> _Stated problem_
Every entry below must be repeated exactly; skip the pictures.

> _Exercise data_

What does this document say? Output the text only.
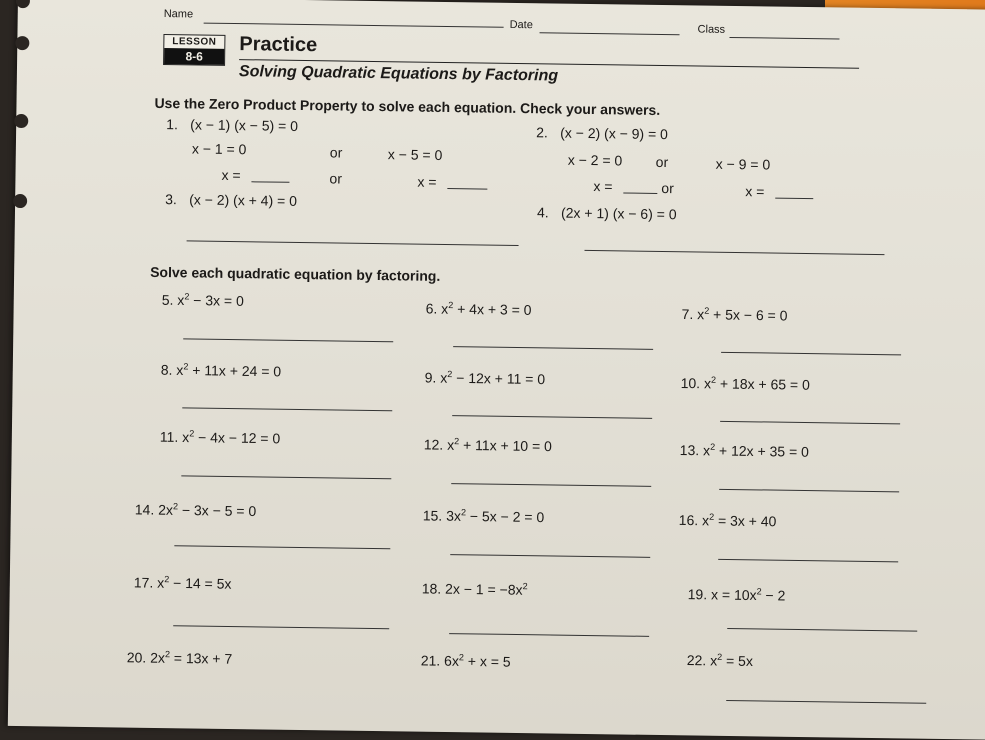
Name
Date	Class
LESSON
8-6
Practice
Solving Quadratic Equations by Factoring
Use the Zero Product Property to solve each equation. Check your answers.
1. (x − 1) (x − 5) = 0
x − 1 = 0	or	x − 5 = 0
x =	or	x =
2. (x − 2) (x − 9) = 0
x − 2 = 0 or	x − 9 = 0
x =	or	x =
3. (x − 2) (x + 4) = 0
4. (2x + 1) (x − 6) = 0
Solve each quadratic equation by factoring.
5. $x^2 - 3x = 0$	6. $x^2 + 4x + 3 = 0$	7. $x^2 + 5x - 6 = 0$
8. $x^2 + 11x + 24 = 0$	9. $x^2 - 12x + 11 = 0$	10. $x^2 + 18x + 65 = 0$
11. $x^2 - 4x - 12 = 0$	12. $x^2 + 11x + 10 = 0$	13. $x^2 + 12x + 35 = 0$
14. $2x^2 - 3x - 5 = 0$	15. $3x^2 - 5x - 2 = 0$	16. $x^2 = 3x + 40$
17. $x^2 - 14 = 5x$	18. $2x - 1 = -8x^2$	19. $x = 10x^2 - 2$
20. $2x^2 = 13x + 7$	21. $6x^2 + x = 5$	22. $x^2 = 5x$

> _Response_
What does this document say? Output the text only.
Name
Date	Class
LESSON
8-6
Practice
Solving Quadratic Equations by Factoring
Use the Zero Product Property to solve each equation. Check your answers.
1. (x − 1) (x − 5) = 0
x − 1 = 0	or	x − 5 = 0
x =	or	x =
2. (x − 2) (x − 9) = 0
x − 2 = 0 or	x − 9 = 0
x =	or	x =
3. (x − 2) (x + 4) = 0
4. (2x + 1) (x − 6) = 0
Solve each quadratic equation by factoring.
5. $x^2 - 3x = 0$	6. $x^2 + 4x + 3 = 0$	7. $x^2 + 5x - 6 = 0$
8. $x^2 + 11x + 24 = 0$	9. $x^2 - 12x + 11 = 0$	10. $x^2 + 18x + 65 = 0$
11. $x^2 - 4x - 12 = 0$	12. $x^2 + 11x + 10 = 0$	13. $x^2 + 12x + 35 = 0$
14. $2x^2 - 3x - 5 = 0$	15. $3x^2 - 5x - 2 = 0$	16. $x^2 = 3x + 40$
17. $x^2 - 14 = 5x$	18. $2x - 1 = -8x^2$	19. $x = 10x^2 - 2$
20. $2x^2 = 13x + 7$	21. $6x^2 + x = 5$	22. $x^2 = 5x$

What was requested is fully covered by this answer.